Exercise material
________________

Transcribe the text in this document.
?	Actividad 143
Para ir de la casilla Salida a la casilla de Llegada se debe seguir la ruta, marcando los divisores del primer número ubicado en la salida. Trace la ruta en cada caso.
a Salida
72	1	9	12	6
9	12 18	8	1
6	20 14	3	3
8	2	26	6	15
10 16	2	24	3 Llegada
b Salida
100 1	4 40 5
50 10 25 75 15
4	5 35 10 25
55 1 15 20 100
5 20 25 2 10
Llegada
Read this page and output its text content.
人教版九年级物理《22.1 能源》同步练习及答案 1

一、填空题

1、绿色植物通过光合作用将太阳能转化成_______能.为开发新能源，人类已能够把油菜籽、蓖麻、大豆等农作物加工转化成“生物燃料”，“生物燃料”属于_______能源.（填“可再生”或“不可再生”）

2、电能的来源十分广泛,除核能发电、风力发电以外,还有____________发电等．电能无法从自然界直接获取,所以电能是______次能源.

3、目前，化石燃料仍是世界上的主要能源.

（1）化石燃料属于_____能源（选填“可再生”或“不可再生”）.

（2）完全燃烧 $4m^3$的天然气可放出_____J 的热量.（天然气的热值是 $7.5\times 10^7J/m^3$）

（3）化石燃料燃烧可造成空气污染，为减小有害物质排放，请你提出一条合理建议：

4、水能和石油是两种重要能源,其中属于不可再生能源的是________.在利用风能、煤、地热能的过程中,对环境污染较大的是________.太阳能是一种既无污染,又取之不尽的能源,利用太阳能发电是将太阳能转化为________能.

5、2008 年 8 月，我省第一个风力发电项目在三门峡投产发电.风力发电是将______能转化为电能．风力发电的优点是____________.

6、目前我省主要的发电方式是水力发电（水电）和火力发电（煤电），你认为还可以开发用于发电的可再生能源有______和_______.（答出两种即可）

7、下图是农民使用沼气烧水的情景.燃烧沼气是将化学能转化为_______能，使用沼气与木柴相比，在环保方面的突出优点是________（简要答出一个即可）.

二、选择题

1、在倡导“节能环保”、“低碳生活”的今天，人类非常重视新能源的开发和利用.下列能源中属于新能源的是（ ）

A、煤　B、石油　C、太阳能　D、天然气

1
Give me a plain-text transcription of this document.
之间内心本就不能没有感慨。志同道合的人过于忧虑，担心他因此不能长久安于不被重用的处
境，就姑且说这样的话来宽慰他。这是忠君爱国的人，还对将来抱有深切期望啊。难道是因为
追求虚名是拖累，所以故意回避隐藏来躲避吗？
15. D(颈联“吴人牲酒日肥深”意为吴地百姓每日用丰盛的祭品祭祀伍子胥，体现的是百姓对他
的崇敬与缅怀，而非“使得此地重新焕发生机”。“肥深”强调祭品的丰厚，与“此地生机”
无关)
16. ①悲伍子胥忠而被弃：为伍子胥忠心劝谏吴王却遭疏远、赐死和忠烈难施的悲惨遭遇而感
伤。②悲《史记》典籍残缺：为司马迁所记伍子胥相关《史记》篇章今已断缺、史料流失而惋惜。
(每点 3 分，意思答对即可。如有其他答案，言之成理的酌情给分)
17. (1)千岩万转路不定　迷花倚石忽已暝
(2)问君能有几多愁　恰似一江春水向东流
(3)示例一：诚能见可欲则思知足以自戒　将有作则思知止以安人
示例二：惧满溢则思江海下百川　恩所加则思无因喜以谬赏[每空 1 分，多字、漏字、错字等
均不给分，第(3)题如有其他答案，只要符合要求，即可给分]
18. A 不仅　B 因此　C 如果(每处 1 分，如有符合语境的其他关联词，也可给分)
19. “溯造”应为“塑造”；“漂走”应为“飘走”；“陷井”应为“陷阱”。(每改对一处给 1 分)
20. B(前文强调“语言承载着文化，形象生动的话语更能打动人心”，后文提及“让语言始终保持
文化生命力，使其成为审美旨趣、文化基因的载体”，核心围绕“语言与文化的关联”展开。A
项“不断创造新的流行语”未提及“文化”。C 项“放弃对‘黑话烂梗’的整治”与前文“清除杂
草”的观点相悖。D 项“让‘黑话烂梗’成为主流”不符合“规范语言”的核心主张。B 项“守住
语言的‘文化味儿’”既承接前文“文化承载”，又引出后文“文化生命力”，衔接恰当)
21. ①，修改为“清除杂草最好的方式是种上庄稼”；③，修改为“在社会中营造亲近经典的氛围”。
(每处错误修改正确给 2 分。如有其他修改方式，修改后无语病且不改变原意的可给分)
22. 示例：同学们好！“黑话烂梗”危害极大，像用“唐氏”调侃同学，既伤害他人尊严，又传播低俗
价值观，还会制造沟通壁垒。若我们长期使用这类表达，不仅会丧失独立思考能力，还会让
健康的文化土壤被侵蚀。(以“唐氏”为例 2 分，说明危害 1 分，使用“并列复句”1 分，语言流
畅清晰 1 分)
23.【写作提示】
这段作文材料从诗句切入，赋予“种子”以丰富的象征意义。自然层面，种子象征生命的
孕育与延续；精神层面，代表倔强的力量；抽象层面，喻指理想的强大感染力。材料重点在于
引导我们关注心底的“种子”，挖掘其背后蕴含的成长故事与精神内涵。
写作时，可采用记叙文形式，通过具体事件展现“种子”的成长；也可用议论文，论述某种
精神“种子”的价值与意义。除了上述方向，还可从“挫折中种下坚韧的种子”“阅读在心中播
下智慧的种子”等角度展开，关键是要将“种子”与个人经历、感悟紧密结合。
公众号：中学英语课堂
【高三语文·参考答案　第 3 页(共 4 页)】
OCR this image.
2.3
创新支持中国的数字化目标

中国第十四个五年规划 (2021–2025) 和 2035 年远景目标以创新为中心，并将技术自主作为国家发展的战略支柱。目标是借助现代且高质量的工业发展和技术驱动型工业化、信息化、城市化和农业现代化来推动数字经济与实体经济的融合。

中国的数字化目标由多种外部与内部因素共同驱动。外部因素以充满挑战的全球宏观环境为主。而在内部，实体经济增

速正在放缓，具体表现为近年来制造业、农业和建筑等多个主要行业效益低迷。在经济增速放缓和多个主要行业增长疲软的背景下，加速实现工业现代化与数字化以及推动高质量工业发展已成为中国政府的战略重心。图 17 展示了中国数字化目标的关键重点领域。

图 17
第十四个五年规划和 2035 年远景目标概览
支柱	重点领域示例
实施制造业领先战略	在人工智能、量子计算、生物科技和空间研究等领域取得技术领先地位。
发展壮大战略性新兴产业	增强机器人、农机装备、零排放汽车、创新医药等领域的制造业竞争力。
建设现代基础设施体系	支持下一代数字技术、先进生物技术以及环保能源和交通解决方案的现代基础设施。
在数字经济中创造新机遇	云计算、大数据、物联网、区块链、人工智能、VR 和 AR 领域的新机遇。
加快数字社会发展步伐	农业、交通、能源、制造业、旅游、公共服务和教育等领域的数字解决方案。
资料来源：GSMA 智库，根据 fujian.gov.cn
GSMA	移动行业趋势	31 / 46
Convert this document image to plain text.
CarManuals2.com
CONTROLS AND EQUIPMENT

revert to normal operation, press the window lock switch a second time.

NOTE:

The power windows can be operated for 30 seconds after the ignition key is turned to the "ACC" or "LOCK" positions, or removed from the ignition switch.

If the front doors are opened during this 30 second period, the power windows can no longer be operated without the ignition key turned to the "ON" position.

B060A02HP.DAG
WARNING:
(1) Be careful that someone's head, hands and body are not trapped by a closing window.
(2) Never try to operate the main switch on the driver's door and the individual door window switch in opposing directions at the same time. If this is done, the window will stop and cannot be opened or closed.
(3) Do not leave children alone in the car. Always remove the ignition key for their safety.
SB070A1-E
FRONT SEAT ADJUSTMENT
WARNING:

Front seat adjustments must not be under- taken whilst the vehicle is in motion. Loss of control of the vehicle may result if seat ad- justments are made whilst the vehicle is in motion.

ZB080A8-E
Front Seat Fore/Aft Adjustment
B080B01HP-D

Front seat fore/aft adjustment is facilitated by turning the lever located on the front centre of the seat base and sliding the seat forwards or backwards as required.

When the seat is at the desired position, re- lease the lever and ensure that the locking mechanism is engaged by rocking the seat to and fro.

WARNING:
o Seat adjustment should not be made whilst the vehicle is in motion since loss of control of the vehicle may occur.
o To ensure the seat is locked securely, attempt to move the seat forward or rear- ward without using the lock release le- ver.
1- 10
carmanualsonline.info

________________

Your objective
Find the word "ignition" in the entries above and gather every line that holds it.

Solution
The power windows can be operated for 30 seconds after the ignition key is turned to the "ACC" or "LOCK" positions, or removed from the ignition switch.
If the front doors are opened during this 30 second period, the power windows can no longer be operated without the ignition key turned to the "ON" position.
(3) Do not leave children alone in the car. Always remove the ignition key for their safety.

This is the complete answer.